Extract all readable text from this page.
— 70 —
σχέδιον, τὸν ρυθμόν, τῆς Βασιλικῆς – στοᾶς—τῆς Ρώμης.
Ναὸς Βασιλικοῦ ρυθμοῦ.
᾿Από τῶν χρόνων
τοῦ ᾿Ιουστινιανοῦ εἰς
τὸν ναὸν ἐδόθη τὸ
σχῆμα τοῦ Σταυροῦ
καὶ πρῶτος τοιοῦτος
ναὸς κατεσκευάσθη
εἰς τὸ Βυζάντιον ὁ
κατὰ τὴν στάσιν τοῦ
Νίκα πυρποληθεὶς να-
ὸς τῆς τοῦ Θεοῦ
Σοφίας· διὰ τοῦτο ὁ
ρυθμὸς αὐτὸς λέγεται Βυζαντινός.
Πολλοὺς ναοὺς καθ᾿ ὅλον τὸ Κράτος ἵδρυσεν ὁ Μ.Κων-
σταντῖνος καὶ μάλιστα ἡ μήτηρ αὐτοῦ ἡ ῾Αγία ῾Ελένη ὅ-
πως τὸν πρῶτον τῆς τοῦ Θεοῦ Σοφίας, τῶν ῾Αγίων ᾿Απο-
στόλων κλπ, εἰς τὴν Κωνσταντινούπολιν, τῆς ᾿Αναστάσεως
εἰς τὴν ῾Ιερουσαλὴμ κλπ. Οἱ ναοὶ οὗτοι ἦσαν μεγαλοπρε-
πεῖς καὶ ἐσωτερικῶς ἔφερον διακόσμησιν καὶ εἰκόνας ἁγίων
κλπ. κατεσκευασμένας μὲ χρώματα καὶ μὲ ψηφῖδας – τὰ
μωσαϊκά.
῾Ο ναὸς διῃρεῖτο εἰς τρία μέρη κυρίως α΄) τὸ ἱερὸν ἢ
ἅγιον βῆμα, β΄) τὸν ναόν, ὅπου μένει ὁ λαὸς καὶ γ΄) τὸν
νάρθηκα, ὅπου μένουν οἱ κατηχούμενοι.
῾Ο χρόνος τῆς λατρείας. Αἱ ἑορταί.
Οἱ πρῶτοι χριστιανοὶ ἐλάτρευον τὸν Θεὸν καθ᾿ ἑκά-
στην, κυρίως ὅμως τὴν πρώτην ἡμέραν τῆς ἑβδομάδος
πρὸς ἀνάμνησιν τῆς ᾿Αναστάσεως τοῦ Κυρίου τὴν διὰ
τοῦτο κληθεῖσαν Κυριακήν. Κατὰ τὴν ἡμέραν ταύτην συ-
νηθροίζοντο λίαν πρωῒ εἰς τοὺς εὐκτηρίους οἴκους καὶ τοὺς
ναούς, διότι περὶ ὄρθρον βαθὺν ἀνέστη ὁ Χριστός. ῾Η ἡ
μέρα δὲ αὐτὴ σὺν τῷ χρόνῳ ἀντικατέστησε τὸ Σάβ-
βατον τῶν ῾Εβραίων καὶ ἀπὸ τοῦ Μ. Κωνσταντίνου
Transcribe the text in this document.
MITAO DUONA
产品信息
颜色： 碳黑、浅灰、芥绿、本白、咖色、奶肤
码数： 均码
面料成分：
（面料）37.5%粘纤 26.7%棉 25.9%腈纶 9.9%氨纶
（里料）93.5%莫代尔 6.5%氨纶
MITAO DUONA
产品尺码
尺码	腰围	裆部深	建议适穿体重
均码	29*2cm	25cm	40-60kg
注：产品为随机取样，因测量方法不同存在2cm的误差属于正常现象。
───
What is asked: Repeat exactly the lines from the line containing "Transcribe the text in this document." through the end of the listing above; both boundary lines are part of the output.

Result below:
Transcribe the text in this document.
MITAO DUONA
产品信息
颜色： 碳黑、浅灰、芥绿、本白、咖色、奶肤
码数： 均码
面料成分：
（面料）37.5%粘纤 26.7%棉 25.9%腈纶 9.9%氨纶
（里料）93.5%莫代尔 6.5%氨纶
MITAO DUONA
产品尺码
尺码	腰围	裆部深	建议适穿体重
均码	29*2cm	25cm	40-60kg
注：产品为随机取样，因测量方法不同存在2cm的误差属于正常现象。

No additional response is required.